What the task asks: Your task is to transcribe the records exactly, skipping every image.

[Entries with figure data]
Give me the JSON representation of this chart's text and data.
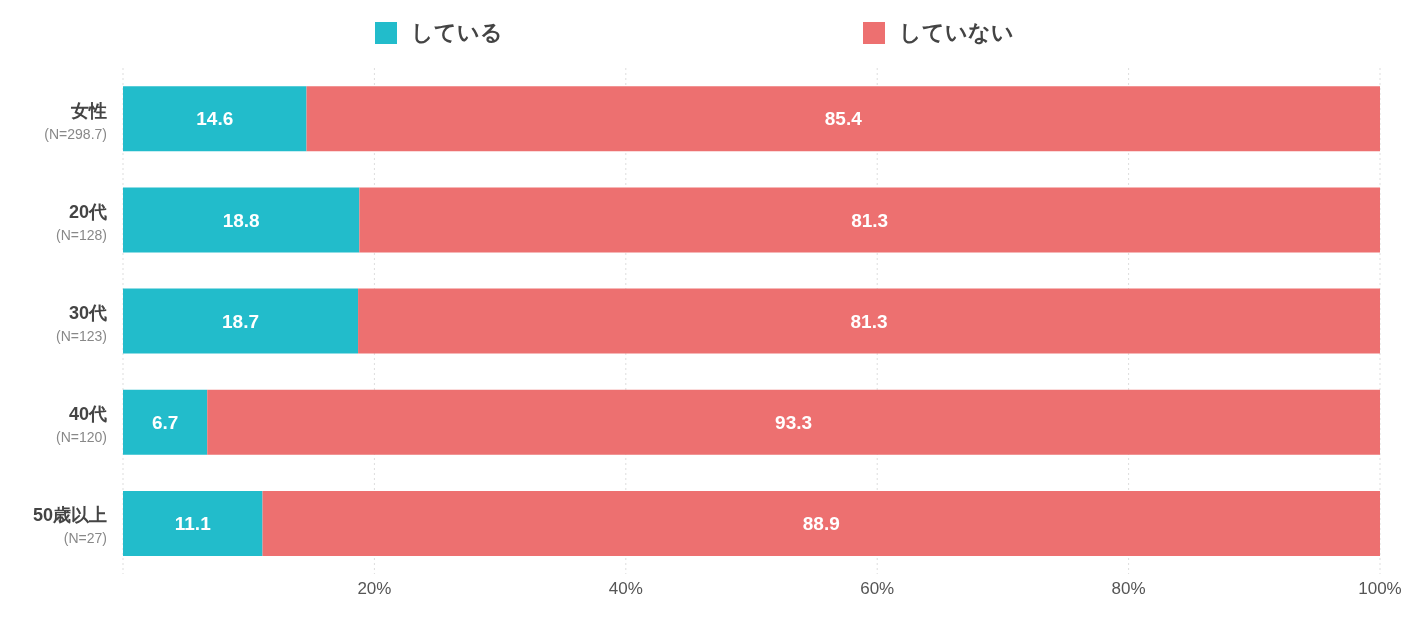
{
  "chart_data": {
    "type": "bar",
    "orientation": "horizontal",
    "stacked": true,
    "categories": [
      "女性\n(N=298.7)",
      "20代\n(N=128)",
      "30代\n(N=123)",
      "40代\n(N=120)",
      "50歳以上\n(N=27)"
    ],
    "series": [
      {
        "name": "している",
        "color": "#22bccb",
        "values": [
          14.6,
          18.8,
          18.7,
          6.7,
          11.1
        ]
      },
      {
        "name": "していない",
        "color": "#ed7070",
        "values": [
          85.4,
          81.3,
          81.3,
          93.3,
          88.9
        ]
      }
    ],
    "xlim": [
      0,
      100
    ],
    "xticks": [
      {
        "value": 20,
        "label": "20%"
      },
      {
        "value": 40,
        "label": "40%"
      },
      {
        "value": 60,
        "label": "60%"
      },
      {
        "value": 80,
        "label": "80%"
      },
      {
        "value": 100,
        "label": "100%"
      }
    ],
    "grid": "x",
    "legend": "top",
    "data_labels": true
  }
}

Solved exercise:
Give me the JSON representation of this chart's text and data.
{
  "chart_data": {
    "type": "bar",
    "orientation": "horizontal",
    "stacked": true,
    "categories": [
      "女性\n(N=298.7)",
      "20代\n(N=128)",
      "30代\n(N=123)",
      "40代\n(N=120)",
      "50歳以上\n(N=27)"
    ],
    "series": [
      {
        "name": "している",
        "color": "#22bccb",
        "values": [
          14.6,
          18.8,
          18.7,
          6.7,
          11.1
        ]
      },
      {
        "name": "していない",
        "color": "#ed7070",
        "values": [
          85.4,
          81.3,
          81.3,
          93.3,
          88.9
        ]
      }
    ],
    "xlim": [
      0,
      100
    ],
    "xticks": [
      {
        "value": 20,
        "label": "20%"
      },
      {
        "value": 40,
        "label": "40%"
      },
      {
        "value": 60,
        "label": "60%"
      },
      {
        "value": 80,
        "label": "80%"
      },
      {
        "value": 100,
        "label": "100%"
      }
    ],
    "grid": "x",
    "legend": "top",
    "data_labels": true
  }
}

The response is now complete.